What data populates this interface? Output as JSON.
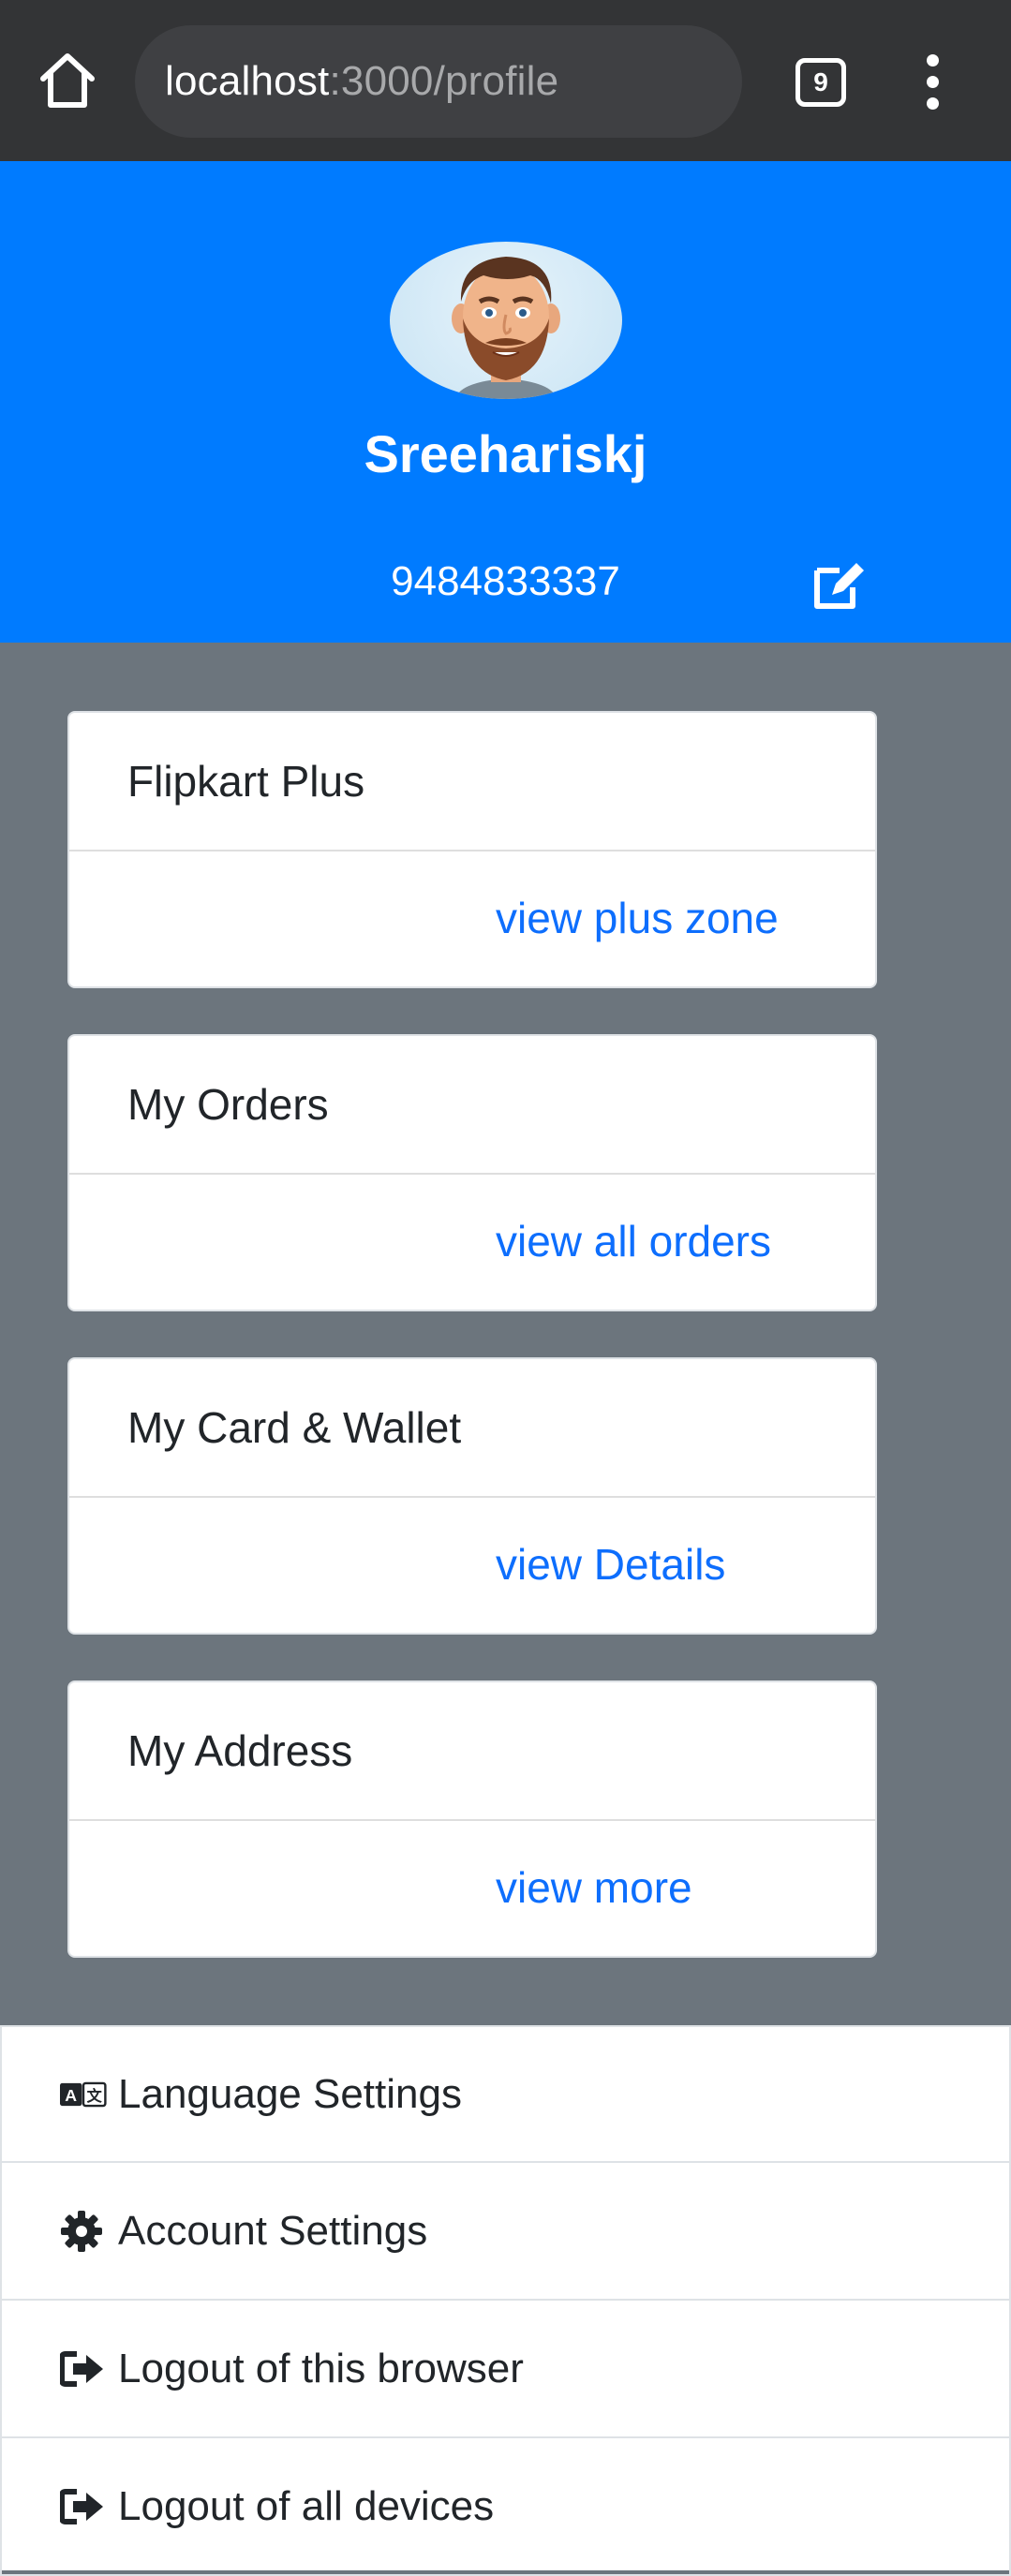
{
  "browser": {
    "url_host": "localhost",
    "url_path": ":3000/profile",
    "tab_count": "9"
  },
  "profile": {
    "name": "Sreehariskj",
    "phone": "9484833337"
  },
  "cards": [
    {
      "title": "Flipkart Plus",
      "link": "view plus zone"
    },
    {
      "title": "My Orders",
      "link": "view all orders"
    },
    {
      "title": "My Card & Wallet",
      "link": "view Details"
    },
    {
      "title": "My Address",
      "link": "view more"
    }
  ],
  "settings": [
    {
      "label": "Language Settings",
      "icon": "language-icon"
    },
    {
      "label": "Account Settings",
      "icon": "gear-icon"
    },
    {
      "label": "Logout of this browser",
      "icon": "sign-out-icon"
    },
    {
      "label": "Logout of all devices",
      "icon": "sign-out-icon"
    }
  ],
  "colors": {
    "header_bg": "#007bff",
    "page_bg": "#6c757d",
    "link": "#0d6efd",
    "chrome_bg": "#333436"
  }
}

::::

Work to be completed: In the entries above, count each line with "link"; reply with the total only.

Solution to the problem: 5